**Aim**
Write out every single entry exactly.

◇ ◇ ◇ ◇

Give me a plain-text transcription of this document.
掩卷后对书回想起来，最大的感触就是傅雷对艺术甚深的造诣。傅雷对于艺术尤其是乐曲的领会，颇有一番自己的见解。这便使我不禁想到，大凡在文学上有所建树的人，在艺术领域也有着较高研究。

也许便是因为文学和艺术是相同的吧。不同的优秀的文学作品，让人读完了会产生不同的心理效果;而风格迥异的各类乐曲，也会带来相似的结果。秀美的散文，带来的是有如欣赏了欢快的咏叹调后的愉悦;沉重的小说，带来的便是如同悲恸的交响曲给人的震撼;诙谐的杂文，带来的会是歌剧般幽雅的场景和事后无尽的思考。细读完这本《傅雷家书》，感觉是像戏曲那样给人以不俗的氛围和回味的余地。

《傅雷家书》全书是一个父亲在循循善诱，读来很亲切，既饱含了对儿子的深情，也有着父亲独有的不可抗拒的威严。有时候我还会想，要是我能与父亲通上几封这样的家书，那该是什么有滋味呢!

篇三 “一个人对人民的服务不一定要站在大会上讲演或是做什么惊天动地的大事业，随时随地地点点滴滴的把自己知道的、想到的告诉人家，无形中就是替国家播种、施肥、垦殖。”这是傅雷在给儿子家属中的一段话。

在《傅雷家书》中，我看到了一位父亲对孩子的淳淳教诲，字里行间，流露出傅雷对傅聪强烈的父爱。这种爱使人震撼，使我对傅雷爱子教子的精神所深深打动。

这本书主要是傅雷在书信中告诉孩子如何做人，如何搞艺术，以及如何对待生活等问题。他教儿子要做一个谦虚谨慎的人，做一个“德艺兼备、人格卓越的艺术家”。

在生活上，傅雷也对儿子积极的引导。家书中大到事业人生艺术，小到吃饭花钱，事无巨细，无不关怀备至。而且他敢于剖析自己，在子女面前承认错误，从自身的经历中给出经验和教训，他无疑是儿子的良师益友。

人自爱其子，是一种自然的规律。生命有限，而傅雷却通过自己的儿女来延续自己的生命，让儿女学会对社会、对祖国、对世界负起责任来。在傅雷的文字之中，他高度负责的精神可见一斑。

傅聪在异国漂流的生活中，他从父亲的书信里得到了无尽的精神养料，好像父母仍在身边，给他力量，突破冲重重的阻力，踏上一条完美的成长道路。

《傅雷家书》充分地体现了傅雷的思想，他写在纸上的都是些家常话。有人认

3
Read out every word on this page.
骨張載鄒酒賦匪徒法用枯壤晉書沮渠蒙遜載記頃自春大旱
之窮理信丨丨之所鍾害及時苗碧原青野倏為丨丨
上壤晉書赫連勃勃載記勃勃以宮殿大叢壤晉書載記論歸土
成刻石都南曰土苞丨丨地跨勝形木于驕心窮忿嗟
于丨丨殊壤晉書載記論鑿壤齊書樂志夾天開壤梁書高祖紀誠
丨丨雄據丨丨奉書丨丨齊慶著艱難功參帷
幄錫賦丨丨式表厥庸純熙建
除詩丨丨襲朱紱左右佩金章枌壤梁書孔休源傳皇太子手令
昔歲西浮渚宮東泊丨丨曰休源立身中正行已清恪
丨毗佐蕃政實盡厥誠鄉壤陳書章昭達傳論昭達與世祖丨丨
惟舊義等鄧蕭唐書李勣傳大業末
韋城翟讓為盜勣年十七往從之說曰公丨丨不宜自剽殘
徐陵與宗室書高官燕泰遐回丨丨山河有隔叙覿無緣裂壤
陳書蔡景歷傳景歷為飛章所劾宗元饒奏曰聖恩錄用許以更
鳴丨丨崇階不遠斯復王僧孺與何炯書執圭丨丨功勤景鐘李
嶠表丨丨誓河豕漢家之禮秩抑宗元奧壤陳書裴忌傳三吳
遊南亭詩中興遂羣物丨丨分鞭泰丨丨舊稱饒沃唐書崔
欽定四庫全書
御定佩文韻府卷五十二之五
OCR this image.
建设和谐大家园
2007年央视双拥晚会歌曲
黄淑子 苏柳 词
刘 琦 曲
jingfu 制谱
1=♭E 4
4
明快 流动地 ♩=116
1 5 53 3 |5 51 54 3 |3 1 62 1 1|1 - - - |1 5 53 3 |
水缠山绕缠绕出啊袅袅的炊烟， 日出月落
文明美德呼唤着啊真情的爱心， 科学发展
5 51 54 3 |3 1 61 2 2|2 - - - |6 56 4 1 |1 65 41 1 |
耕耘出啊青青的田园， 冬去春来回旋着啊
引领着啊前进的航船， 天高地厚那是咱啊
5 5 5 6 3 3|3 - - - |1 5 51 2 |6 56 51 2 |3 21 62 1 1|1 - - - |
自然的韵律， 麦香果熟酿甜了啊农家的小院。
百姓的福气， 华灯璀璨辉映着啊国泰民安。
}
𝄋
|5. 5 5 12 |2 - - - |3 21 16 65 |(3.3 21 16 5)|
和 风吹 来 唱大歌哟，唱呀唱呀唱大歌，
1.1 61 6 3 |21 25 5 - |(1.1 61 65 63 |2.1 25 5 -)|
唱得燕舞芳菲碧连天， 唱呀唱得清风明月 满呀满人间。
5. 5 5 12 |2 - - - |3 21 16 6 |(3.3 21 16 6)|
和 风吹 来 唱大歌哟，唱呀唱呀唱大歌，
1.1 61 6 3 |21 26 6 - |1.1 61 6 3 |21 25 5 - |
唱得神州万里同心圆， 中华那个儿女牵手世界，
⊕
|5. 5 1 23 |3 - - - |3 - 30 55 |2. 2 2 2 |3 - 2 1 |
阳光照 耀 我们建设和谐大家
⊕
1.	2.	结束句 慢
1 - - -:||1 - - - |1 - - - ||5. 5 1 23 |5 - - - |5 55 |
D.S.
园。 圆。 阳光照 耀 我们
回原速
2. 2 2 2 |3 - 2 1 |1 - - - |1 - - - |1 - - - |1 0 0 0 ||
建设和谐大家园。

◇ ◇ ◇ ◇

**Exercise response**
Give me a plain-text transcription of this document.
掩卷后对书回想起来，最大的感触就是傅雷对艺术甚深的造诣。傅雷对于艺术尤其是乐曲的领会，颇有一番自己的见解。这便使我不禁想到，大凡在文学上有所建树的人，在艺术领域也有着较高研究。

也许便是因为文学和艺术是相同的吧。不同的优秀的文学作品，让人读完了会产生不同的心理效果;而风格迥异的各类乐曲，也会带来相似的结果。秀美的散文，带来的是有如欣赏了欢快的咏叹调后的愉悦;沉重的小说，带来的便是如同悲恸的交响曲给人的震撼;诙谐的杂文，带来的会是歌剧般幽雅的场景和事后无尽的思考。细读完这本《傅雷家书》，感觉是像戏曲那样给人以不俗的氛围和回味的余地。

《傅雷家书》全书是一个父亲在循循善诱，读来很亲切，既饱含了对儿子的深情，也有着父亲独有的不可抗拒的威严。有时候我还会想，要是我能与父亲通上几封这样的家书，那该是什么有滋味呢!

篇三 “一个人对人民的服务不一定要站在大会上讲演或是做什么惊天动地的大事业，随时随地地点点滴滴的把自己知道的、想到的告诉人家，无形中就是替国家播种、施肥、垦殖。”这是傅雷在给儿子家属中的一段话。

在《傅雷家书》中，我看到了一位父亲对孩子的淳淳教诲，字里行间，流露出傅雷对傅聪强烈的父爱。这种爱使人震撼，使我对傅雷爱子教子的精神所深深打动。

这本书主要是傅雷在书信中告诉孩子如何做人，如何搞艺术，以及如何对待生活等问题。他教儿子要做一个谦虚谨慎的人，做一个“德艺兼备、人格卓越的艺术家”。

在生活上，傅雷也对儿子积极的引导。家书中大到事业人生艺术，小到吃饭花钱，事无巨细，无不关怀备至。而且他敢于剖析自己，在子女面前承认错误，从自身的经历中给出经验和教训，他无疑是儿子的良师益友。

人自爱其子，是一种自然的规律。生命有限，而傅雷却通过自己的儿女来延续自己的生命，让儿女学会对社会、对祖国、对世界负起责任来。在傅雷的文字之中，他高度负责的精神可见一斑。

傅聪在异国漂流的生活中，他从父亲的书信里得到了无尽的精神养料，好像父母仍在身边，给他力量，突破冲重重的阻力，踏上一条完美的成长道路。

《傅雷家书》充分地体现了傅雷的思想，他写在纸上的都是些家常话。有人认

3
Read out every word on this page.
骨張載鄒酒賦匪徒法用枯壤晉書沮渠蒙遜載記頃自春大旱
之窮理信丨丨之所鍾害及時苗碧原青野倏為丨丨
上壤晉書赫連勃勃載記勃勃以宮殿大叢壤晉書載記論歸土
成刻石都南曰土苞丨丨地跨勝形木于驕心窮忿嗟
于丨丨殊壤晉書載記論鑿壤齊書樂志夾天開壤梁書高祖紀誠
丨丨雄據丨丨奉書丨丨齊慶著艱難功參帷
幄錫賦丨丨式表厥庸純熙建
除詩丨丨襲朱紱左右佩金章枌壤梁書孔休源傳皇太子手令
昔歲西浮渚宮東泊丨丨曰休源立身中正行已清恪
丨毗佐蕃政實盡厥誠鄉壤陳書章昭達傳論昭達與世祖丨丨
惟舊義等鄧蕭唐書李勣傳大業末
韋城翟讓為盜勣年十七往從之說曰公丨丨不宜自剽殘
徐陵與宗室書高官燕泰遐回丨丨山河有隔叙覿無緣裂壤
陳書蔡景歷傳景歷為飛章所劾宗元饒奏曰聖恩錄用許以更
鳴丨丨崇階不遠斯復王僧孺與何炯書執圭丨丨功勤景鐘李
嶠表丨丨誓河豕漢家之禮秩抑宗元奧壤陳書裴忌傳三吳
遊南亭詩中興遂羣物丨丨分鞭泰丨丨舊稱饒沃唐書崔
欽定四庫全書
御定佩文韻府卷五十二之五
OCR this image.
建设和谐大家园
2007年央视双拥晚会歌曲
黄淑子 苏柳 词
刘 琦 曲
jingfu 制谱
1=♭E 4
4
明快 流动地 ♩=116
1 5 53 3 |5 51 54 3 |3 1 62 1 1|1 - - - |1 5 53 3 |
水缠山绕缠绕出啊袅袅的炊烟， 日出月落
文明美德呼唤着啊真情的爱心， 科学发展
5 51 54 3 |3 1 61 2 2|2 - - - |6 56 4 1 |1 65 41 1 |
耕耘出啊青青的田园， 冬去春来回旋着啊
引领着啊前进的航船， 天高地厚那是咱啊
5 5 5 6 3 3|3 - - - |1 5 51 2 |6 56 51 2 |3 21 62 1 1|1 - - - |
自然的韵律， 麦香果熟酿甜了啊农家的小院。
百姓的福气， 华灯璀璨辉映着啊国泰民安。
}
𝄋
|5. 5 5 12 |2 - - - |3 21 16 65 |(3.3 21 16 5)|
和 风吹 来 唱大歌哟，唱呀唱呀唱大歌，
1.1 61 6 3 |21 25 5 - |(1.1 61 65 63 |2.1 25 5 -)|
唱得燕舞芳菲碧连天， 唱呀唱得清风明月 满呀满人间。
5. 5 5 12 |2 - - - |3 21 16 6 |(3.3 21 16 6)|
和 风吹 来 唱大歌哟，唱呀唱呀唱大歌，
1.1 61 6 3 |21 26 6 - |1.1 61 6 3 |21 25 5 - |
唱得神州万里同心圆， 中华那个儿女牵手世界，
⊕
|5. 5 1 23 |3 - - - |3 - 30 55 |2. 2 2 2 |3 - 2 1 |
阳光照 耀 我们建设和谐大家
⊕
1.	2.	结束句 慢
1 - - -:||1 - - - |1 - - - ||5. 5 1 23 |5 - - - |5 55 |
D.S.
园。 圆。 阳光照 耀 我们
回原速
2. 2 2 2 |3 - 2 1 |1 - - - |1 - - - |1 - - - |1 0 0 0 ||
建设和谐大家园。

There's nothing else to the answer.